• _Short problem_
Select the lines of the records containing the word "SANDBACH" and list them.

• _Input rows_
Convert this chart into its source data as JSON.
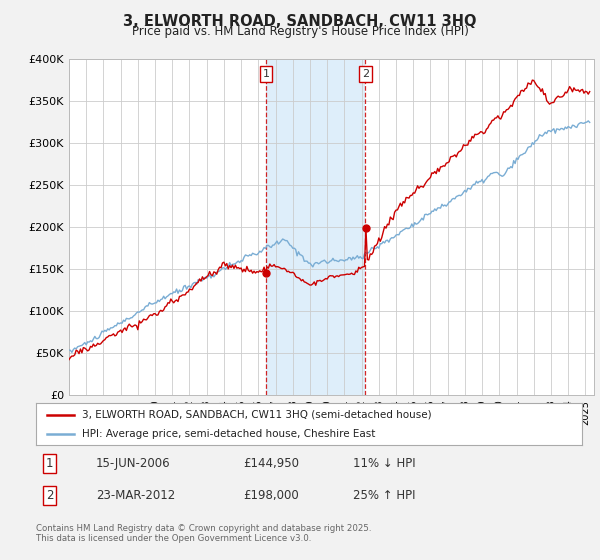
{
  "title": "3, ELWORTH ROAD, SANDBACH, CW11 3HQ",
  "subtitle": "Price paid vs. HM Land Registry's House Price Index (HPI)",
  "ylim": [
    0,
    400000
  ],
  "yticks": [
    0,
    50000,
    100000,
    150000,
    200000,
    250000,
    300000,
    350000,
    400000
  ],
  "ytick_labels": [
    "£0",
    "£50K",
    "£100K",
    "£150K",
    "£200K",
    "£250K",
    "£300K",
    "£350K",
    "£400K"
  ],
  "xlim_start": 1995.0,
  "xlim_end": 2025.5,
  "red_line_label": "3, ELWORTH ROAD, SANDBACH, CW11 3HQ (semi-detached house)",
  "blue_line_label": "HPI: Average price, semi-detached house, Cheshire East",
  "red_color": "#cc0000",
  "blue_color": "#7aadd4",
  "marker1_x": 2006.45,
  "marker1_label": "1",
  "marker1_price_val": 144950,
  "marker1_date": "15-JUN-2006",
  "marker1_price": "£144,950",
  "marker1_hpi": "11% ↓ HPI",
  "marker2_x": 2012.22,
  "marker2_label": "2",
  "marker2_price_val": 198000,
  "marker2_date": "23-MAR-2012",
  "marker2_price": "£198,000",
  "marker2_hpi": "25% ↑ HPI",
  "shaded_color": "#d0e8f8",
  "footer": "Contains HM Land Registry data © Crown copyright and database right 2025.\nThis data is licensed under the Open Government Licence v3.0.",
  "background_color": "#f2f2f2",
  "plot_bg_color": "#ffffff",
  "grid_color": "#cccccc",
  "title_fontsize": 10.5,
  "subtitle_fontsize": 8.5
}
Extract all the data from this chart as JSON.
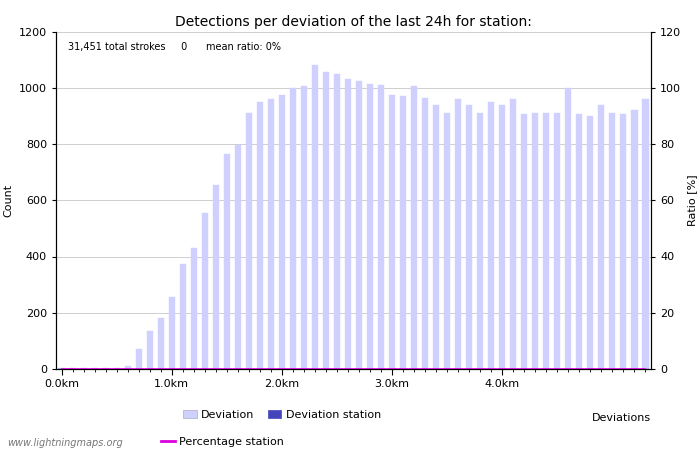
{
  "title": "Detections per deviation of the last 24h for station:",
  "annotation": "31,451 total strokes     0      mean ratio: 0%",
  "xlabel": "Deviations",
  "ylabel_left": "Count",
  "ylabel_right": "Ratio [%]",
  "ylim_left": [
    0,
    1200
  ],
  "ylim_right": [
    0,
    120
  ],
  "yticks_left": [
    0,
    200,
    400,
    600,
    800,
    1000,
    1200
  ],
  "yticks_right": [
    0,
    20,
    40,
    60,
    80,
    100,
    120
  ],
  "xtick_labels": [
    "0.0km",
    "1.0km",
    "2.0km",
    "3.0km",
    "4.0km"
  ],
  "xtick_positions": [
    0,
    10,
    20,
    30,
    40
  ],
  "bar_color": "#d0d0ff",
  "bar_color_station": "#4444bb",
  "line_color": "#dd00dd",
  "watermark": "www.lightningmaps.org",
  "deviation_values": [
    5,
    2,
    2,
    2,
    3,
    5,
    10,
    70,
    135,
    180,
    255,
    375,
    430,
    555,
    655,
    765,
    795,
    910,
    950,
    960,
    975,
    1000,
    1005,
    1080,
    1055,
    1050,
    1030,
    1025,
    1015,
    1010,
    975,
    970,
    1005,
    965,
    940,
    910,
    960,
    940,
    910,
    950,
    940,
    960,
    905,
    910,
    910,
    910,
    1000,
    905,
    900,
    940,
    910,
    905,
    920,
    960
  ],
  "station_values": [
    0,
    0,
    0,
    0,
    0,
    0,
    0,
    0,
    0,
    0,
    0,
    0,
    0,
    0,
    0,
    0,
    0,
    0,
    0,
    0,
    0,
    0,
    0,
    0,
    0,
    0,
    0,
    0,
    0,
    0,
    0,
    0,
    0,
    0,
    0,
    0,
    0,
    0,
    0,
    0,
    0,
    0,
    0,
    0,
    0,
    0,
    0,
    0,
    0,
    0,
    0,
    0,
    0,
    0
  ],
  "n_bars": 54,
  "bar_width": 0.55,
  "background_color": "#ffffff",
  "grid_color": "#bbbbbb",
  "title_fontsize": 10,
  "label_fontsize": 8,
  "tick_fontsize": 8,
  "legend_fontsize": 8,
  "fig_width": 7.0,
  "fig_height": 4.5,
  "fig_dpi": 100
}
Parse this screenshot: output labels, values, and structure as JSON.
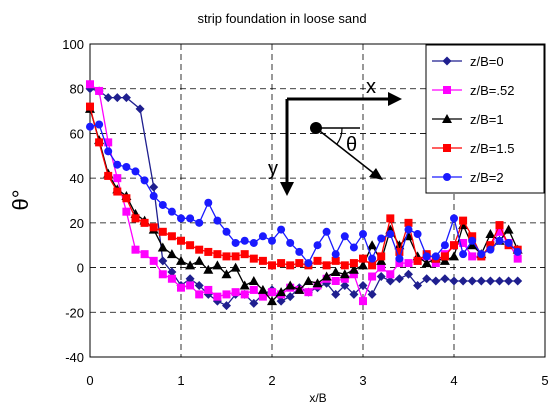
{
  "chart_data": {
    "type": "line",
    "title": "strip foundation in loose sand",
    "xlabel": "x/B",
    "ylabel": "θ°",
    "xlim": [
      0,
      5
    ],
    "ylim": [
      -40,
      100
    ],
    "xticks": [
      0,
      1,
      2,
      3,
      4,
      5
    ],
    "yticks": [
      -40,
      -20,
      0,
      20,
      40,
      60,
      80,
      100
    ],
    "grid": "dashed",
    "legend_placement": "top-right",
    "series": [
      {
        "name": "z/B=0",
        "color": "#1f1f8f",
        "marker": "diamond",
        "x": [
          0,
          0.1,
          0.2,
          0.3,
          0.4,
          0.55,
          0.7,
          0.8,
          0.9,
          1.0,
          1.1,
          1.2,
          1.3,
          1.4,
          1.5,
          1.6,
          1.7,
          1.8,
          1.9,
          2.0,
          2.1,
          2.2,
          2.3,
          2.4,
          2.5,
          2.6,
          2.7,
          2.8,
          2.9,
          3.0,
          3.1,
          3.2,
          3.3,
          3.4,
          3.5,
          3.6,
          3.7,
          3.8,
          3.9,
          4.0,
          4.1,
          4.2,
          4.3,
          4.4,
          4.5,
          4.6,
          4.7
        ],
        "y": [
          80,
          79,
          76,
          76,
          76,
          71,
          36,
          3,
          -2,
          -8,
          -5,
          -8,
          -12,
          -15,
          -17,
          -12,
          -12,
          -16,
          -12,
          -10,
          -15,
          -13,
          -9,
          -11,
          -9,
          -7,
          -12,
          -8,
          -12,
          -8,
          -12,
          -4,
          -6,
          -5,
          -3,
          -8,
          -5,
          -6,
          -5,
          -6,
          -6,
          -6,
          -6,
          -6,
          -6,
          -6,
          -6
        ]
      },
      {
        "name": "z/B=.52",
        "color": "#ff00ff",
        "marker": "square",
        "x": [
          0,
          0.1,
          0.2,
          0.3,
          0.4,
          0.5,
          0.6,
          0.7,
          0.8,
          0.9,
          1.0,
          1.1,
          1.2,
          1.3,
          1.4,
          1.5,
          1.6,
          1.7,
          1.8,
          1.9,
          2.0,
          2.1,
          2.2,
          2.3,
          2.4,
          2.5,
          2.6,
          2.7,
          2.8,
          2.9,
          3.0,
          3.1,
          3.2,
          3.3,
          3.4,
          3.5,
          3.6,
          3.7,
          3.8,
          3.9,
          4.0,
          4.1,
          4.2,
          4.3,
          4.4,
          4.5,
          4.6,
          4.7
        ],
        "y": [
          82,
          79,
          56,
          40,
          25,
          8,
          6,
          3,
          -3,
          -5,
          -9,
          -8,
          -12,
          -10,
          -13,
          -12,
          -11,
          -12,
          -10,
          -13,
          -11,
          -12,
          -9,
          -10,
          -11,
          -8,
          -5,
          -6,
          -5,
          -3,
          -15,
          -4,
          0,
          -3,
          2,
          2,
          3,
          5,
          2,
          6,
          10,
          11,
          5,
          5,
          10,
          16,
          11,
          4
        ]
      },
      {
        "name": "z/B=1",
        "color": "#000000",
        "marker": "triangle",
        "x": [
          0,
          0.1,
          0.2,
          0.3,
          0.4,
          0.5,
          0.6,
          0.7,
          0.8,
          0.9,
          1.0,
          1.1,
          1.2,
          1.3,
          1.4,
          1.5,
          1.6,
          1.7,
          1.8,
          1.9,
          2.0,
          2.1,
          2.2,
          2.3,
          2.4,
          2.5,
          2.6,
          2.7,
          2.8,
          2.9,
          3.0,
          3.1,
          3.2,
          3.3,
          3.4,
          3.5,
          3.6,
          3.7,
          3.8,
          3.9,
          4.0,
          4.1,
          4.2,
          4.3,
          4.4,
          4.5,
          4.6,
          4.7
        ],
        "y": [
          71,
          57,
          42,
          35,
          32,
          24,
          21,
          17,
          9,
          6,
          3,
          1,
          3,
          -1,
          1,
          -3,
          0,
          -8,
          -6,
          -10,
          -15,
          -11,
          -8,
          -10,
          -6,
          -7,
          -4,
          -2,
          -3,
          -1,
          1,
          10,
          3,
          17,
          10,
          14,
          5,
          2,
          4,
          3,
          5,
          19,
          10,
          6,
          15,
          12,
          17,
          8
        ]
      },
      {
        "name": "z/B=1.5",
        "color": "#ff0000",
        "marker": "square",
        "x": [
          0,
          0.1,
          0.2,
          0.3,
          0.4,
          0.5,
          0.6,
          0.7,
          0.8,
          0.9,
          1.0,
          1.1,
          1.2,
          1.3,
          1.4,
          1.5,
          1.6,
          1.7,
          1.8,
          1.9,
          2.0,
          2.1,
          2.2,
          2.3,
          2.4,
          2.5,
          2.6,
          2.7,
          2.8,
          2.9,
          3.0,
          3.1,
          3.2,
          3.3,
          3.4,
          3.5,
          3.6,
          3.7,
          3.8,
          3.9,
          4.0,
          4.1,
          4.2,
          4.3,
          4.4,
          4.5,
          4.6,
          4.7
        ],
        "y": [
          72,
          56,
          41,
          34,
          31,
          22,
          20,
          18,
          16,
          14,
          12,
          10,
          8,
          7,
          6,
          5,
          5,
          6,
          4,
          3,
          1,
          2,
          1,
          2,
          1,
          3,
          1,
          3,
          1,
          2,
          4,
          1,
          5,
          22,
          7,
          20,
          3,
          6,
          4,
          5,
          10,
          21,
          14,
          5,
          10,
          19,
          10,
          8
        ]
      },
      {
        "name": "z/B=2",
        "color": "#1a1aff",
        "marker": "circle",
        "x": [
          0,
          0.1,
          0.2,
          0.3,
          0.4,
          0.5,
          0.6,
          0.7,
          0.8,
          0.9,
          1.0,
          1.1,
          1.2,
          1.3,
          1.4,
          1.5,
          1.6,
          1.7,
          1.8,
          1.9,
          2.0,
          2.1,
          2.2,
          2.3,
          2.4,
          2.5,
          2.6,
          2.7,
          2.8,
          2.9,
          3.0,
          3.1,
          3.2,
          3.3,
          3.4,
          3.5,
          3.6,
          3.7,
          3.8,
          3.9,
          4.0,
          4.1,
          4.2,
          4.3,
          4.4,
          4.5,
          4.6,
          4.7
        ],
        "y": [
          63,
          64,
          52,
          46,
          45,
          43,
          39,
          32,
          28,
          25,
          22,
          22,
          20,
          29,
          21,
          16,
          11,
          12,
          11,
          14,
          12,
          17,
          11,
          7,
          2,
          10,
          16,
          6,
          14,
          9,
          15,
          4,
          13,
          15,
          4,
          17,
          15,
          5,
          5,
          10,
          22,
          6,
          12,
          6,
          8,
          12,
          11,
          7
        ]
      }
    ],
    "annotations": [
      {
        "text": "x"
      },
      {
        "text": "y"
      },
      {
        "text": "θ"
      }
    ]
  }
}
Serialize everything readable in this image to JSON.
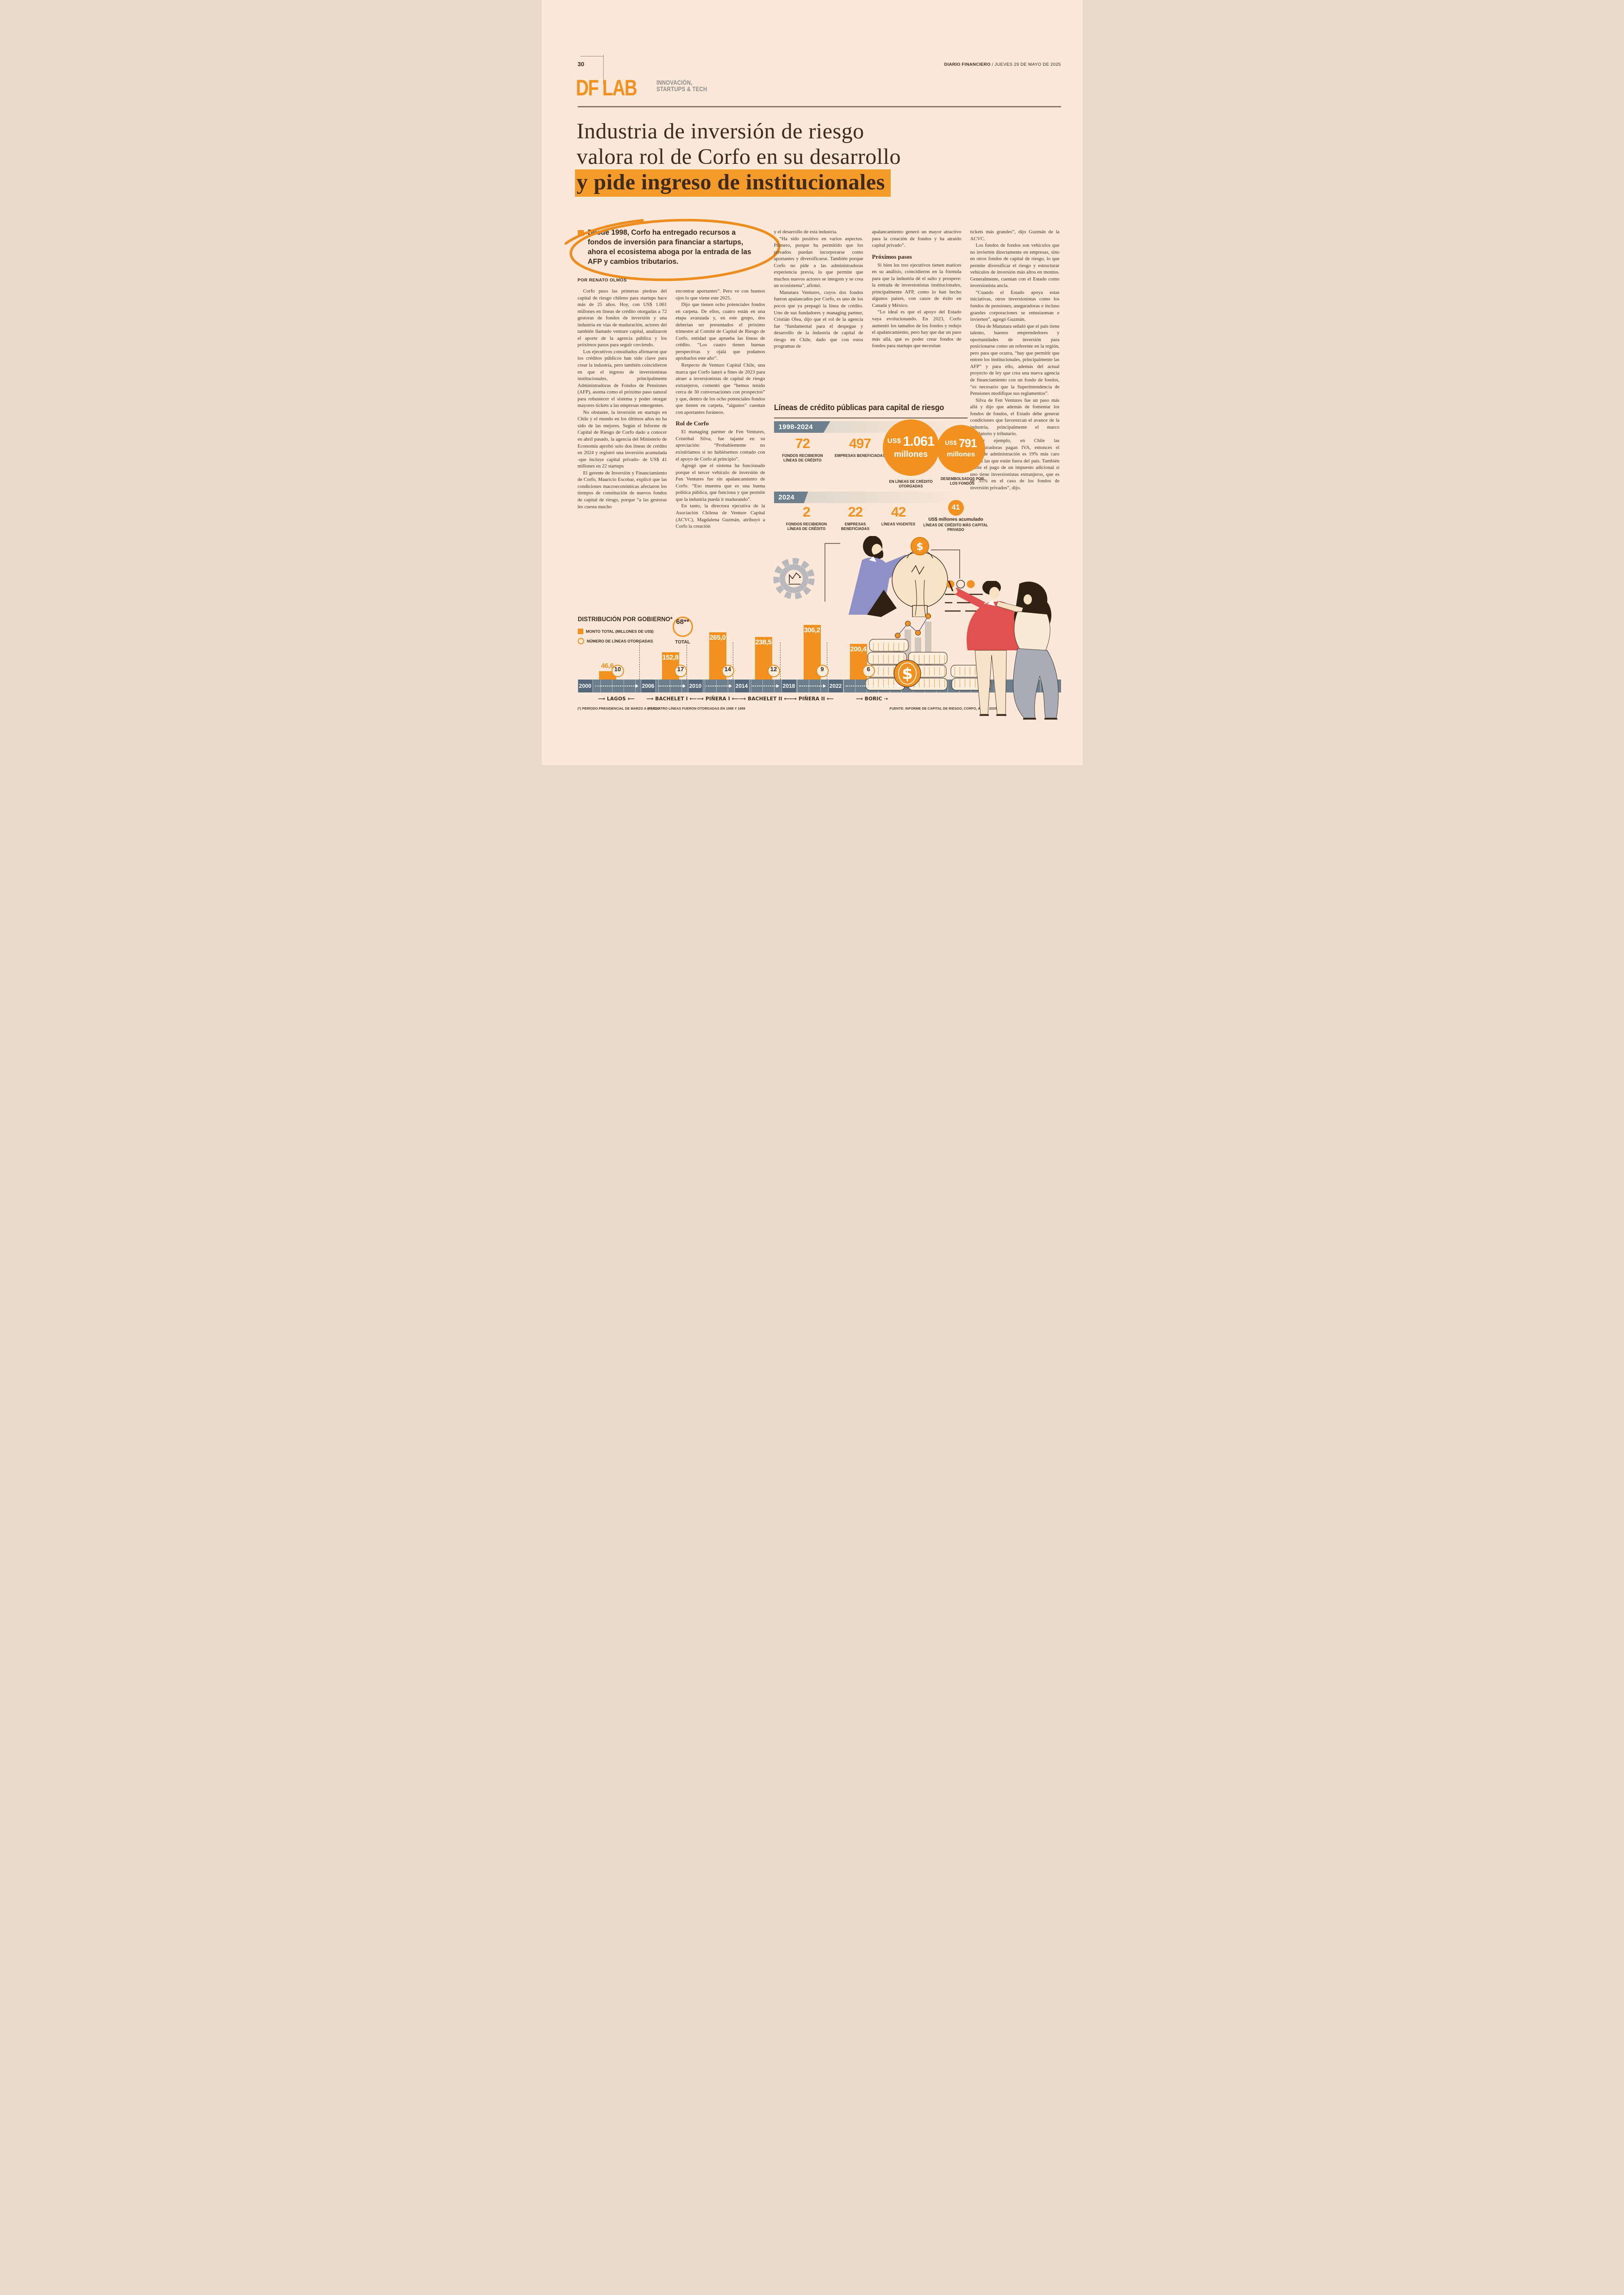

• _Response to the task_
  "title": "3, ELWORTH ROAD, SANDBACH, CW11 3HQ",
  "red_line_label": "3, ELWORTH ROAD, SANDBACH, CW11 3HQ (semi-detached house)",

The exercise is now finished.